▶ _Data provided_:

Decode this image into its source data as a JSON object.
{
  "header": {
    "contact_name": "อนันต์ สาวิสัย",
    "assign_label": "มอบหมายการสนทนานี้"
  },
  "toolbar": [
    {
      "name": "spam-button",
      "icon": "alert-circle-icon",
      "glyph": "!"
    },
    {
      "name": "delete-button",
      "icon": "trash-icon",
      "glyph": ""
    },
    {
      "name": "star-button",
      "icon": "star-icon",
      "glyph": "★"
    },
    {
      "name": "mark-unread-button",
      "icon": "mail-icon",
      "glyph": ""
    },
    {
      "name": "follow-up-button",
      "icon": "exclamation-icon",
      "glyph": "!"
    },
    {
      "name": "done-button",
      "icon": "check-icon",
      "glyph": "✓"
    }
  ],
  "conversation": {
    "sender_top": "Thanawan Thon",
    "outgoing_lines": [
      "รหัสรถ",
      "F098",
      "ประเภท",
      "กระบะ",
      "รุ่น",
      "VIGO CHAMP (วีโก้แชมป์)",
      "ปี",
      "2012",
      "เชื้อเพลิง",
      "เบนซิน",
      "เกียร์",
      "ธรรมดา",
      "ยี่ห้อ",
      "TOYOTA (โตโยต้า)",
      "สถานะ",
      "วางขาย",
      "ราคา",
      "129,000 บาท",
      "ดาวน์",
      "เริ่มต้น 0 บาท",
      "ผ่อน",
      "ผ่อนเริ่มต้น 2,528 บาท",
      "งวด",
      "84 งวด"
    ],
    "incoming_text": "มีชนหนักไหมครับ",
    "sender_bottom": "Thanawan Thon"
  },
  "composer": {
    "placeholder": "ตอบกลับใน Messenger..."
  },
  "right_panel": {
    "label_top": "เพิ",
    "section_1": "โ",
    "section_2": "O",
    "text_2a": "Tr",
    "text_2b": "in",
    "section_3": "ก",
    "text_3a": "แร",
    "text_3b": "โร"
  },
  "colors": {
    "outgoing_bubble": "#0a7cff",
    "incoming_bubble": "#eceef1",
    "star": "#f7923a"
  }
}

▶ _Your goal_:
Each line of the material should be echoed exactly.

▶ _Solution for this task_:
Decode this image into its source data as a JSON object.
{
  "header": {
    "contact_name": "อนันต์ สาวิสัย",
    "assign_label": "มอบหมายการสนทนานี้"
  },
  "toolbar": [
    {
      "name": "spam-button",
      "icon": "alert-circle-icon",
      "glyph": "!"
    },
    {
      "name": "delete-button",
      "icon": "trash-icon",
      "glyph": ""
    },
    {
      "name": "star-button",
      "icon": "star-icon",
      "glyph": "★"
    },
    {
      "name": "mark-unread-button",
      "icon": "mail-icon",
      "glyph": ""
    },
    {
      "name": "follow-up-button",
      "icon": "exclamation-icon",
      "glyph": "!"
    },
    {
      "name": "done-button",
      "icon": "check-icon",
      "glyph": "✓"
    }
  ],
  "conversation": {
    "sender_top": "Thanawan Thon",
    "outgoing_lines": [
      "รหัสรถ",
      "F098",
      "ประเภท",
      "กระบะ",
      "รุ่น",
      "VIGO CHAMP (วีโก้แชมป์)",
      "ปี",
      "2012",
      "เชื้อเพลิง",
      "เบนซิน",
      "เกียร์",
      "ธรรมดา",
      "ยี่ห้อ",
      "TOYOTA (โตโยต้า)",
      "สถานะ",
      "วางขาย",
      "ราคา",
      "129,000 บาท",
      "ดาวน์",
      "เริ่มต้น 0 บาท",
      "ผ่อน",
      "ผ่อนเริ่มต้น 2,528 บาท",
      "งวด",
      "84 งวด"
    ],
    "incoming_text": "มีชนหนักไหมครับ",
    "sender_bottom": "Thanawan Thon"
  },
  "composer": {
    "placeholder": "ตอบกลับใน Messenger..."
  },
  "right_panel": {
    "label_top": "เพิ",
    "section_1": "โ",
    "section_2": "O",
    "text_2a": "Tr",
    "text_2b": "in",
    "section_3": "ก",
    "text_3a": "แร",
    "text_3b": "โร"
  },
  "colors": {
    "outgoing_bubble": "#0a7cff",
    "incoming_bubble": "#eceef1",
    "star": "#f7923a"
  }
}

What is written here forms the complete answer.